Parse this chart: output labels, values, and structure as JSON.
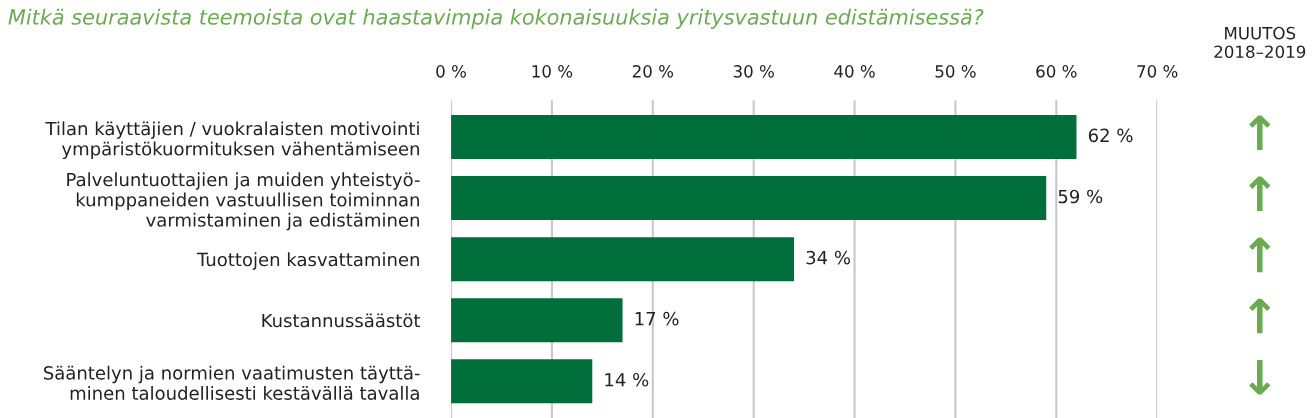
{
  "chart_data": {
    "type": "bar",
    "orientation": "horizontal",
    "title": "Mitkä seuraavista teemoista ovat haastavimpia kokonaisuuksia yritysvastuun edistämisessä?",
    "categories": [
      "Tilan käyttäjien / vuokralaisten motivointi\nympäristökuormituksen vähentämiseen",
      "Palveluntuottajien ja muiden yhteistyö-\nkumppaneiden vastuullisen toiminnan\nvarmistaminen ja edistäminen",
      "Tuottojen kasvattaminen",
      "Kustannussäästöt",
      "Sääntelyn ja normien vaatimusten täyttä-\nminen taloudellisesti kestävällä tavalla"
    ],
    "values": [
      62,
      59,
      34,
      17,
      14
    ],
    "value_labels": [
      "62 %",
      "59 %",
      "34 %",
      "17 %",
      "14 %"
    ],
    "color": "#006e3a",
    "xlim": [
      0,
      70
    ],
    "xticks": [
      {
        "value": 0,
        "label": "0 %"
      },
      {
        "value": 10,
        "label": "10 %"
      },
      {
        "value": 20,
        "label": "20 %"
      },
      {
        "value": 30,
        "label": "30 %"
      },
      {
        "value": 40,
        "label": "40 %"
      },
      {
        "value": 50,
        "label": "50 %"
      },
      {
        "value": 60,
        "label": "60 %"
      },
      {
        "value": 70,
        "label": "70 %"
      }
    ],
    "grid": "x",
    "annotations": [
      "MUUTOS\n2018–2019",
      "↑",
      "↑",
      "↑",
      "↑",
      "↓"
    ]
  }
}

Exercise requirements
Set down the lines of the records above exactly, apart from the pictures.

Output for this exercise
Parse this chart: output labels, values, and structure as JSON.
{
  "chart_data": {
    "type": "bar",
    "orientation": "horizontal",
    "title": "Mitkä seuraavista teemoista ovat haastavimpia kokonaisuuksia yritysvastuun edistämisessä?",
    "categories": [
      "Tilan käyttäjien / vuokralaisten motivointi\nympäristökuormituksen vähentämiseen",
      "Palveluntuottajien ja muiden yhteistyö-\nkumppaneiden vastuullisen toiminnan\nvarmistaminen ja edistäminen",
      "Tuottojen kasvattaminen",
      "Kustannussäästöt",
      "Sääntelyn ja normien vaatimusten täyttä-\nminen taloudellisesti kestävällä tavalla"
    ],
    "values": [
      62,
      59,
      34,
      17,
      14
    ],
    "value_labels": [
      "62 %",
      "59 %",
      "34 %",
      "17 %",
      "14 %"
    ],
    "color": "#006e3a",
    "xlim": [
      0,
      70
    ],
    "xticks": [
      {
        "value": 0,
        "label": "0 %"
      },
      {
        "value": 10,
        "label": "10 %"
      },
      {
        "value": 20,
        "label": "20 %"
      },
      {
        "value": 30,
        "label": "30 %"
      },
      {
        "value": 40,
        "label": "40 %"
      },
      {
        "value": 50,
        "label": "50 %"
      },
      {
        "value": 60,
        "label": "60 %"
      },
      {
        "value": 70,
        "label": "70 %"
      }
    ],
    "grid": "x",
    "annotations": [
      "MUUTOS\n2018–2019",
      "↑",
      "↑",
      "↑",
      "↑",
      "↓"
    ]
  }
}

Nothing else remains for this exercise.